Records for this exercise:
>> BEGIN

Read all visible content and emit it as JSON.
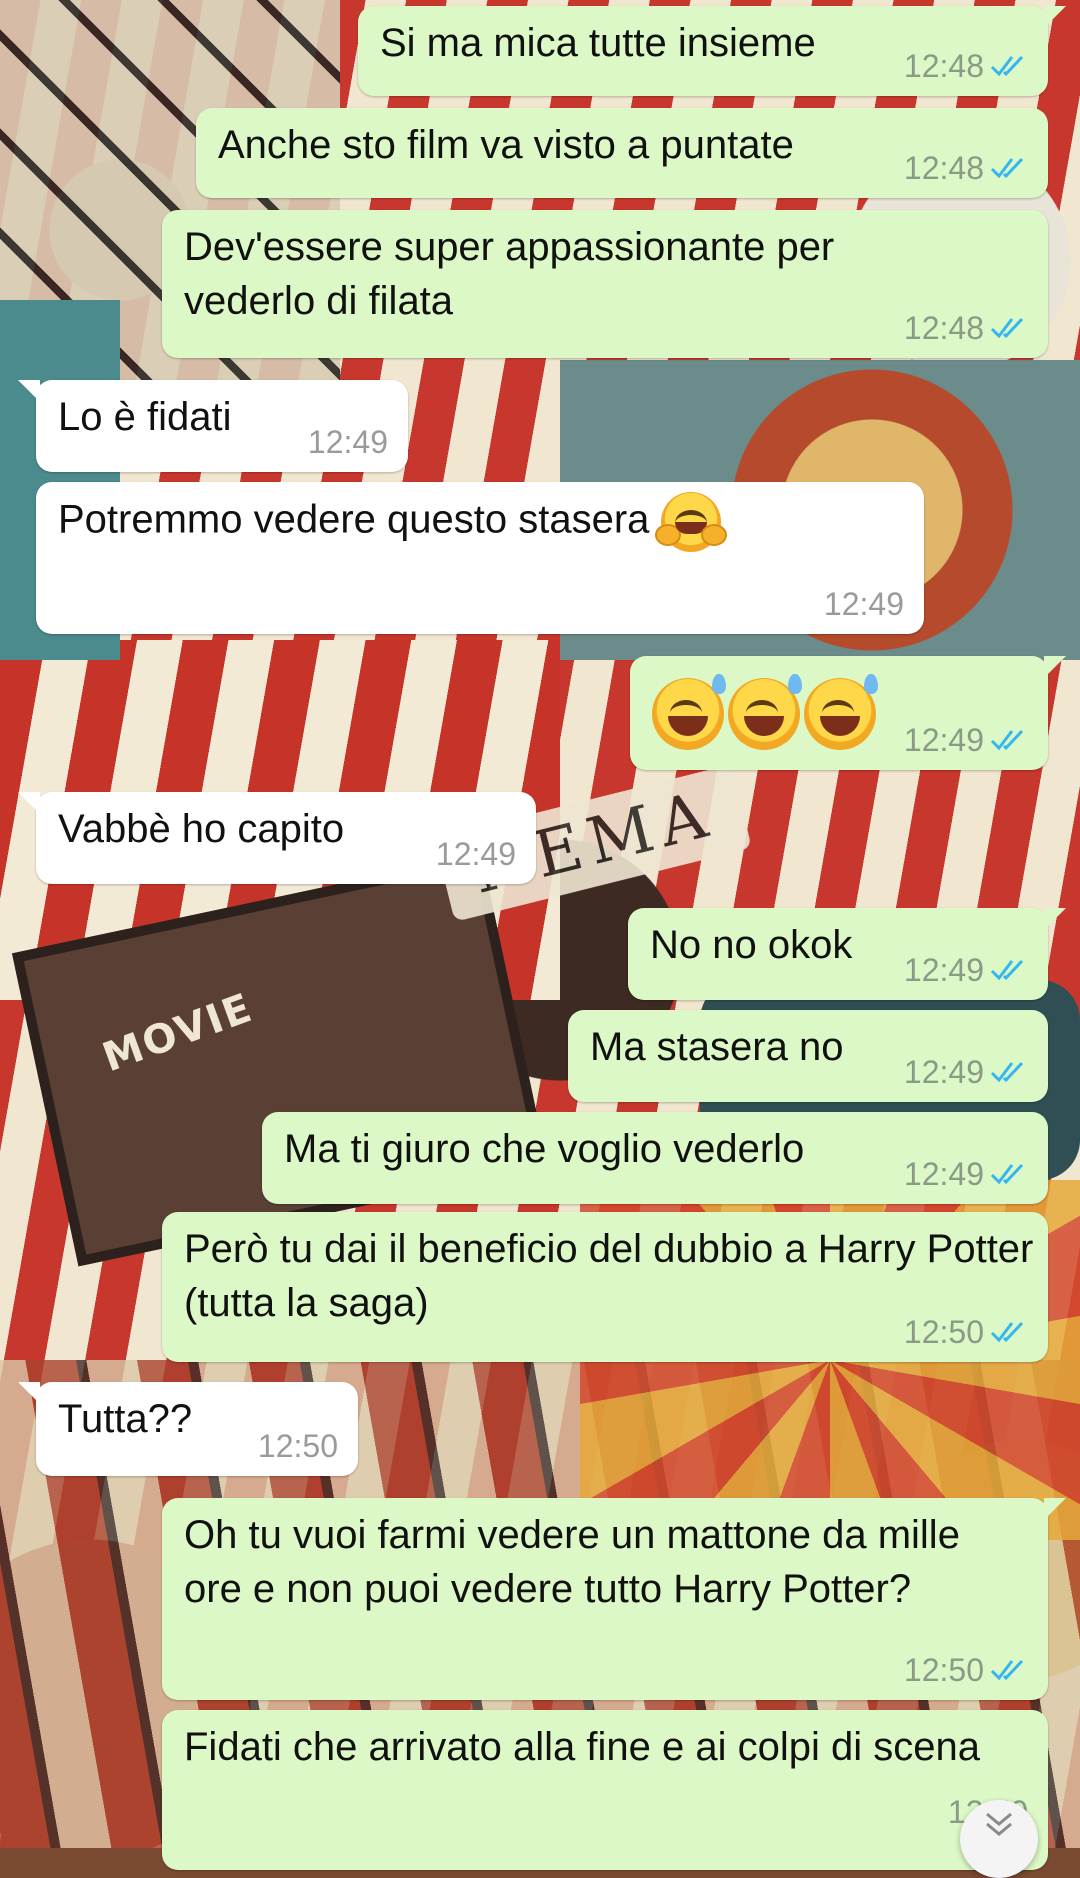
{
  "wallpaper": {
    "sign_cinema": "NEMA",
    "sign_movie": "MOVIE"
  },
  "colors": {
    "outgoing_bubble": "#dcf8c6",
    "incoming_bubble": "#ffffff",
    "read_ticks": "#34b7f1"
  },
  "messages": [
    {
      "direction": "out",
      "text": "Si ma mica tutte insieme",
      "time": "12:48",
      "status": "read"
    },
    {
      "direction": "out",
      "text": "Anche sto film va visto a puntate",
      "time": "12:48",
      "status": "read"
    },
    {
      "direction": "out",
      "text": "Dev'essere super appassionante per vederlo di filata",
      "time": "12:48",
      "status": "read"
    },
    {
      "direction": "in",
      "text": "Lo è fidati",
      "time": "12:49"
    },
    {
      "direction": "in",
      "text": "Potremmo vedere questo stasera",
      "emoji": "hugging-face",
      "time": "12:49"
    },
    {
      "direction": "out",
      "text": "",
      "emoji": "grinning-sweat x3",
      "time": "12:49",
      "status": "read"
    },
    {
      "direction": "in",
      "text": "Vabbè ho capito",
      "time": "12:49"
    },
    {
      "direction": "out",
      "text": "No no okok",
      "time": "12:49",
      "status": "read"
    },
    {
      "direction": "out",
      "text": "Ma stasera no",
      "time": "12:49",
      "status": "read"
    },
    {
      "direction": "out",
      "text": "Ma ti giuro che voglio vederlo",
      "time": "12:49",
      "status": "read"
    },
    {
      "direction": "out",
      "text": "Però tu dai il beneficio del dubbio a Harry Potter (tutta la saga)",
      "time": "12:50",
      "status": "read"
    },
    {
      "direction": "in",
      "text": "Tutta??",
      "time": "12:50"
    },
    {
      "direction": "out",
      "text": "Oh tu vuoi farmi vedere un mattone da mille ore e non puoi vedere tutto Harry Potter?",
      "time": "12:50",
      "status": "read"
    },
    {
      "direction": "out",
      "text": "Fidati che arrivato alla fine e ai colpi di scena",
      "time": "12:50",
      "status": "read"
    }
  ],
  "scroll_button": {
    "icon": "double-chevron-down-icon"
  }
}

>> END

Task objective: Copy each line of the records containing the string "Harry".

Expected output:
      "text": "Però tu dai il beneficio del dubbio a Harry Potter (tutta la saga)",
      "text": "Oh tu vuoi farmi vedere un mattone da mille ore e non puoi vedere tutto Harry Potter?",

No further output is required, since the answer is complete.